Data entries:
** START **
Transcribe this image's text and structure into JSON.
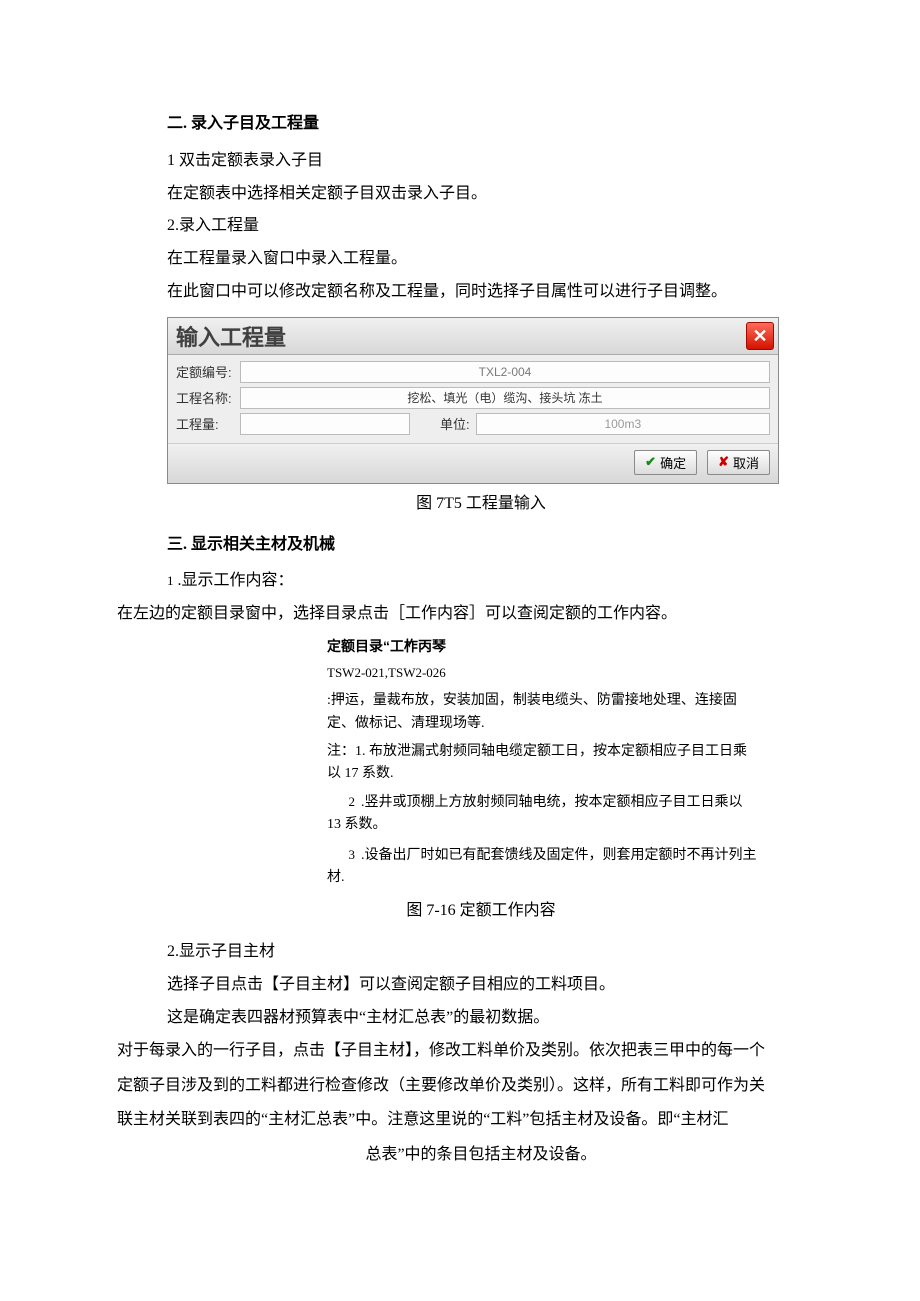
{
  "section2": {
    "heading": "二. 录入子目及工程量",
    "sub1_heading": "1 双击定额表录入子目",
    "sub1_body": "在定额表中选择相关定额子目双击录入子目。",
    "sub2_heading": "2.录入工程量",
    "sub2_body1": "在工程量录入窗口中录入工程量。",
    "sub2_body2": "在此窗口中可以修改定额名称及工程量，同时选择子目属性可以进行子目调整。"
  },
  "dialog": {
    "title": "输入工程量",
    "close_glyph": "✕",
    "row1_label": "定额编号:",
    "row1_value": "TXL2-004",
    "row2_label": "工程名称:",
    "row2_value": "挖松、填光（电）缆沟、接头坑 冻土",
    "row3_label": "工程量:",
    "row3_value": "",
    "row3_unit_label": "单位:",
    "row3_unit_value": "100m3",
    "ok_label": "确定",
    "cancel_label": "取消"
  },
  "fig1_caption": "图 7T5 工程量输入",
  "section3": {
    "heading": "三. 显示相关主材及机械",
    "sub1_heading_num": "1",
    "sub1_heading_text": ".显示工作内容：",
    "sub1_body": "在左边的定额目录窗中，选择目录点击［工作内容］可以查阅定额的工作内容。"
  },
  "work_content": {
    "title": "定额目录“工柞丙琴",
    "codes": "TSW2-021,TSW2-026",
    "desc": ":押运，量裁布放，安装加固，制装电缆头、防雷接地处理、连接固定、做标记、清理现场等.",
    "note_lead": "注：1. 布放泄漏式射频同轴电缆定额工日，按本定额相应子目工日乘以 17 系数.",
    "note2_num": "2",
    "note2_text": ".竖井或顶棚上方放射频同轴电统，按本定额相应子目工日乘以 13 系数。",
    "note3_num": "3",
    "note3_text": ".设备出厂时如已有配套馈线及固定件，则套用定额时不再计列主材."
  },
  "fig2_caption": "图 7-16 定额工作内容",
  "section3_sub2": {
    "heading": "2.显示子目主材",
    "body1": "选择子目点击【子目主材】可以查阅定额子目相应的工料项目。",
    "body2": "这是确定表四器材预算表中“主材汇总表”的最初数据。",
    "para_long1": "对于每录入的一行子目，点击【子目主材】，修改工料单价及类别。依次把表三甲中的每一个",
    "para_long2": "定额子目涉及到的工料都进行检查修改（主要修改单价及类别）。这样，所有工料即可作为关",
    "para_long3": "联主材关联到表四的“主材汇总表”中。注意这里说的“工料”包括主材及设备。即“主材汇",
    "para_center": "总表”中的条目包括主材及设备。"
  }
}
** END **
Make an exact copy of the records shown above, without the pictures.

● **Task solution**
Transcribe this image's text and structure into JSON.
{
  "section2": {
    "heading": "二. 录入子目及工程量",
    "sub1_heading": "1 双击定额表录入子目",
    "sub1_body": "在定额表中选择相关定额子目双击录入子目。",
    "sub2_heading": "2.录入工程量",
    "sub2_body1": "在工程量录入窗口中录入工程量。",
    "sub2_body2": "在此窗口中可以修改定额名称及工程量，同时选择子目属性可以进行子目调整。"
  },
  "dialog": {
    "title": "输入工程量",
    "close_glyph": "✕",
    "row1_label": "定额编号:",
    "row1_value": "TXL2-004",
    "row2_label": "工程名称:",
    "row2_value": "挖松、填光（电）缆沟、接头坑 冻土",
    "row3_label": "工程量:",
    "row3_value": "",
    "row3_unit_label": "单位:",
    "row3_unit_value": "100m3",
    "ok_label": "确定",
    "cancel_label": "取消"
  },
  "fig1_caption": "图 7T5 工程量输入",
  "section3": {
    "heading": "三. 显示相关主材及机械",
    "sub1_heading_num": "1",
    "sub1_heading_text": ".显示工作内容：",
    "sub1_body": "在左边的定额目录窗中，选择目录点击［工作内容］可以查阅定额的工作内容。"
  },
  "work_content": {
    "title": "定额目录“工柞丙琴",
    "codes": "TSW2-021,TSW2-026",
    "desc": ":押运，量裁布放，安装加固，制装电缆头、防雷接地处理、连接固定、做标记、清理现场等.",
    "note_lead": "注：1. 布放泄漏式射频同轴电缆定额工日，按本定额相应子目工日乘以 17 系数.",
    "note2_num": "2",
    "note2_text": ".竖井或顶棚上方放射频同轴电统，按本定额相应子目工日乘以 13 系数。",
    "note3_num": "3",
    "note3_text": ".设备出厂时如已有配套馈线及固定件，则套用定额时不再计列主材."
  },
  "fig2_caption": "图 7-16 定额工作内容",
  "section3_sub2": {
    "heading": "2.显示子目主材",
    "body1": "选择子目点击【子目主材】可以查阅定额子目相应的工料项目。",
    "body2": "这是确定表四器材预算表中“主材汇总表”的最初数据。",
    "para_long1": "对于每录入的一行子目，点击【子目主材】，修改工料单价及类别。依次把表三甲中的每一个",
    "para_long2": "定额子目涉及到的工料都进行检查修改（主要修改单价及类别）。这样，所有工料即可作为关",
    "para_long3": "联主材关联到表四的“主材汇总表”中。注意这里说的“工料”包括主材及设备。即“主材汇",
    "para_center": "总表”中的条目包括主材及设备。"
  }
}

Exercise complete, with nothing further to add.